◆ TASK STATEMENT: Copy out, from the entries below, each line holding the string "this".
--- START OF EXERCISE INPUTS ---
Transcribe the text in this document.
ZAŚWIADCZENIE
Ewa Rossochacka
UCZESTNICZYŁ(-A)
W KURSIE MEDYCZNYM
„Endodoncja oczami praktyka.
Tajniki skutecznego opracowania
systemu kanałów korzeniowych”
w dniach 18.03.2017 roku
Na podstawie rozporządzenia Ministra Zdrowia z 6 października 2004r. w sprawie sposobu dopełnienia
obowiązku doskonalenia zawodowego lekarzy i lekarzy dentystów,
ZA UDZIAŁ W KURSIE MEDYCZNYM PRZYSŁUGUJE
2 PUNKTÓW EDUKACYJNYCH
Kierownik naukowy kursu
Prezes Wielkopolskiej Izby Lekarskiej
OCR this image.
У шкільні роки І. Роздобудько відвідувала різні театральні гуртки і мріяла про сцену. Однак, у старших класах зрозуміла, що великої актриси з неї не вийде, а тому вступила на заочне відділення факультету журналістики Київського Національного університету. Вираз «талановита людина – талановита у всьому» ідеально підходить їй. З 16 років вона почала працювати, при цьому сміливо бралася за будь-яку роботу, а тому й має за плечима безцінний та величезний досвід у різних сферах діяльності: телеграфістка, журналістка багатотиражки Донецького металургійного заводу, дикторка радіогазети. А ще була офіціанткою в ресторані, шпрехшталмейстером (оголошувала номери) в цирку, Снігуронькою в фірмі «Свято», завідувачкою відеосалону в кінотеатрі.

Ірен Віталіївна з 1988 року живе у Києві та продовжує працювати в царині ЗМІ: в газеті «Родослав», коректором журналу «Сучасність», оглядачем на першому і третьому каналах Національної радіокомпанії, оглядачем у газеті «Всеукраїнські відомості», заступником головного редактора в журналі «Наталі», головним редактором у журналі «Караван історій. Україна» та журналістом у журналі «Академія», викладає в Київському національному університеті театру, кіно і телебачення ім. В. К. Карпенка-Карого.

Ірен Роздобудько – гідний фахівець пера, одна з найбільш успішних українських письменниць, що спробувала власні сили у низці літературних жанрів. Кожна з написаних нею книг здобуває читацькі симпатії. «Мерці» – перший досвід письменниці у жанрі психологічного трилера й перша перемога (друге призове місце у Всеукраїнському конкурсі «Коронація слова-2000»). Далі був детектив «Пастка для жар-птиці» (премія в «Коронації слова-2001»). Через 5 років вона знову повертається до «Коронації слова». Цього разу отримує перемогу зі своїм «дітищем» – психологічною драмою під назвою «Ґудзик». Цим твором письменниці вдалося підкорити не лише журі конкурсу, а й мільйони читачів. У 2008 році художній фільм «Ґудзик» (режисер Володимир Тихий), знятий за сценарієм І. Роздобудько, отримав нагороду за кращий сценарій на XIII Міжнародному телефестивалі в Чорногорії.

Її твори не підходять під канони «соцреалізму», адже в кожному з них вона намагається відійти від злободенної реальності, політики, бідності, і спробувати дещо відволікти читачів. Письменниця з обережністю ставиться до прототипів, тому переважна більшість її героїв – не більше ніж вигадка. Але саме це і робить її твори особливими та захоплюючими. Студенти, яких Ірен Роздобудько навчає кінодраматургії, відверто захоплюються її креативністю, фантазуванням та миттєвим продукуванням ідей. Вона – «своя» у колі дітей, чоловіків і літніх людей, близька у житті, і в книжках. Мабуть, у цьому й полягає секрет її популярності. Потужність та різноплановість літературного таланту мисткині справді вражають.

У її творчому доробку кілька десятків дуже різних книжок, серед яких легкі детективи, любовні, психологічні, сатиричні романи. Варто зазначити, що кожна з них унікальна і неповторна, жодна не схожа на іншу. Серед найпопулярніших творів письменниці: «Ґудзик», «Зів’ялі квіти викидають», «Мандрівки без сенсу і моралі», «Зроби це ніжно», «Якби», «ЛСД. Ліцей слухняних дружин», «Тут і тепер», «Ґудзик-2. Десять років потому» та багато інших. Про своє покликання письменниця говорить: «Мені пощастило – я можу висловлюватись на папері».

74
--- END OF EXERCISE INPUTS ---
◆ REPLY TO THE TASK:
Transcribe the text in this document.
OCR this image.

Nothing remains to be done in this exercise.